**Given instruction:** The entire listing is to be repeated verbatim.

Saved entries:
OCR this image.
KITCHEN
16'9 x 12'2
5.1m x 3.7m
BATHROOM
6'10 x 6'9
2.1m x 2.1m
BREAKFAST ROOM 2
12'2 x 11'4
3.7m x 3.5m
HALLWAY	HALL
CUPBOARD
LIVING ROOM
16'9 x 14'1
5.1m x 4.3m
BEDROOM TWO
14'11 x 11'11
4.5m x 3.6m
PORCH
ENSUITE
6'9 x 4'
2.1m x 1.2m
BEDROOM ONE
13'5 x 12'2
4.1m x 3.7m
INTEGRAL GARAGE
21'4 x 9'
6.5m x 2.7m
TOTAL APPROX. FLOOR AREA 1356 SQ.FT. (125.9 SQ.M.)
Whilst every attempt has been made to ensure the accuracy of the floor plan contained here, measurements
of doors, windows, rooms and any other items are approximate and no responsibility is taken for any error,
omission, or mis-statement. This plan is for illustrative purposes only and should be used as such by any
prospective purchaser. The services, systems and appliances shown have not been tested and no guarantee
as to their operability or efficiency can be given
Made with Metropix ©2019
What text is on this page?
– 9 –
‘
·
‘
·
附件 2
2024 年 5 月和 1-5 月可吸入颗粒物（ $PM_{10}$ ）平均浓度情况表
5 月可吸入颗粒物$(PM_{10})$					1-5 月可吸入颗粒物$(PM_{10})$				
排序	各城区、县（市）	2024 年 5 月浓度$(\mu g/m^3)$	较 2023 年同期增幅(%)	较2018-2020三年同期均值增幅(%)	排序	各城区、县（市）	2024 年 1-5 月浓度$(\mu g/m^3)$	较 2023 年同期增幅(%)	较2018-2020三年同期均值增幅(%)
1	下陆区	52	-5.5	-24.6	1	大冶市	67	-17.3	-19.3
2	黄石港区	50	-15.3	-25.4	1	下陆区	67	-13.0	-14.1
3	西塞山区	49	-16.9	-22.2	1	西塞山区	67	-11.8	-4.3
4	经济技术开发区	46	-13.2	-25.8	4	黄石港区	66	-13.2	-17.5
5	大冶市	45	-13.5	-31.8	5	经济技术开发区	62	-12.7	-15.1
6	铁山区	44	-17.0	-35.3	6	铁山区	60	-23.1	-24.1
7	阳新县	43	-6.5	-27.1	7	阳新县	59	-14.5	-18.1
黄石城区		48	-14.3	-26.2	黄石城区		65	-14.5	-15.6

**Solution to this exercise:**
OCR this image.
KITCHEN
16'9 x 12'2
5.1m x 3.7m
BATHROOM
6'10 x 6'9
2.1m x 2.1m
BREAKFAST ROOM 2
12'2 x 11'4
3.7m x 3.5m
HALLWAY	HALL
CUPBOARD
LIVING ROOM
16'9 x 14'1
5.1m x 4.3m
BEDROOM TWO
14'11 x 11'11
4.5m x 3.6m
PORCH
ENSUITE
6'9 x 4'
2.1m x 1.2m
BEDROOM ONE
13'5 x 12'2
4.1m x 3.7m
INTEGRAL GARAGE
21'4 x 9'
6.5m x 2.7m
TOTAL APPROX. FLOOR AREA 1356 SQ.FT. (125.9 SQ.M.)
Whilst every attempt has been made to ensure the accuracy of the floor plan contained here, measurements
of doors, windows, rooms and any other items are approximate and no responsibility is taken for any error,
omission, or mis-statement. This plan is for illustrative purposes only and should be used as such by any
prospective purchaser. The services, systems and appliances shown have not been tested and no guarantee
as to their operability or efficiency can be given
Made with Metropix ©2019
What text is on this page?
– 9 –
‘
·
‘
·
附件 2
2024 年 5 月和 1-5 月可吸入颗粒物（ $PM_{10}$ ）平均浓度情况表
5 月可吸入颗粒物$(PM_{10})$					1-5 月可吸入颗粒物$(PM_{10})$				
排序	各城区、县（市）	2024 年 5 月浓度$(\mu g/m^3)$	较 2023 年同期增幅(%)	较2018-2020三年同期均值增幅(%)	排序	各城区、县（市）	2024 年 1-5 月浓度$(\mu g/m^3)$	较 2023 年同期增幅(%)	较2018-2020三年同期均值增幅(%)
1	下陆区	52	-5.5	-24.6	1	大冶市	67	-17.3	-19.3
2	黄石港区	50	-15.3	-25.4	1	下陆区	67	-13.0	-14.1
3	西塞山区	49	-16.9	-22.2	1	西塞山区	67	-11.8	-4.3
4	经济技术开发区	46	-13.2	-25.8	4	黄石港区	66	-13.2	-17.5
5	大冶市	45	-13.5	-31.8	5	经济技术开发区	62	-12.7	-15.1
6	铁山区	44	-17.0	-35.3	6	铁山区	60	-23.1	-24.1
7	阳新县	43	-6.5	-27.1	7	阳新县	59	-14.5	-18.1
黄石城区		48	-14.3	-26.2	黄石城区		65	-14.5	-15.6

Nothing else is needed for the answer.